● Direction:
An exact copy of the records is required, minus the pictures they hold.

● Records provided:
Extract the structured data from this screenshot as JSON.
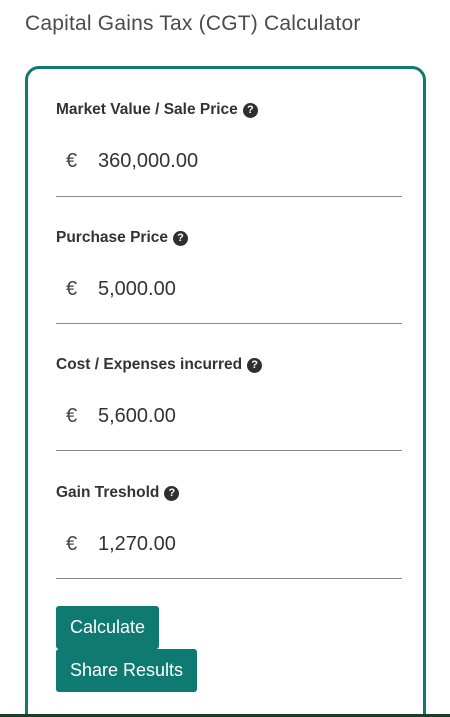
{
  "header": {
    "title": "Capital Gains Tax (CGT) Calculator"
  },
  "form": {
    "fields": [
      {
        "label": "Market Value / Sale Price",
        "currency": "€",
        "value": "360,000.00"
      },
      {
        "label": "Purchase Price",
        "currency": "€",
        "value": "5,000.00"
      },
      {
        "label": "Cost / Expenses incurred",
        "currency": "€",
        "value": "5,600.00"
      },
      {
        "label": "Gain Treshold",
        "currency": "€",
        "value": "1,270.00"
      }
    ],
    "help_icon_glyph": "?"
  },
  "actions": {
    "calculate_label": "Calculate",
    "share_label": "Share Results"
  },
  "colors": {
    "accent": "#0f7a72",
    "text": "#333333",
    "help_icon_bg": "#2f2f2f"
  },
  "icons": {
    "help": "question-circle-icon"
  }
}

● Solved exercise:
Extract the structured data from this screenshot as JSON.
{
  "header": {
    "title": "Capital Gains Tax (CGT) Calculator"
  },
  "form": {
    "fields": [
      {
        "label": "Market Value / Sale Price",
        "currency": "€",
        "value": "360,000.00"
      },
      {
        "label": "Purchase Price",
        "currency": "€",
        "value": "5,000.00"
      },
      {
        "label": "Cost / Expenses incurred",
        "currency": "€",
        "value": "5,600.00"
      },
      {
        "label": "Gain Treshold",
        "currency": "€",
        "value": "1,270.00"
      }
    ],
    "help_icon_glyph": "?"
  },
  "actions": {
    "calculate_label": "Calculate",
    "share_label": "Share Results"
  },
  "colors": {
    "accent": "#0f7a72",
    "text": "#333333",
    "help_icon_bg": "#2f2f2f"
  },
  "icons": {
    "help": "question-circle-icon"
  }
}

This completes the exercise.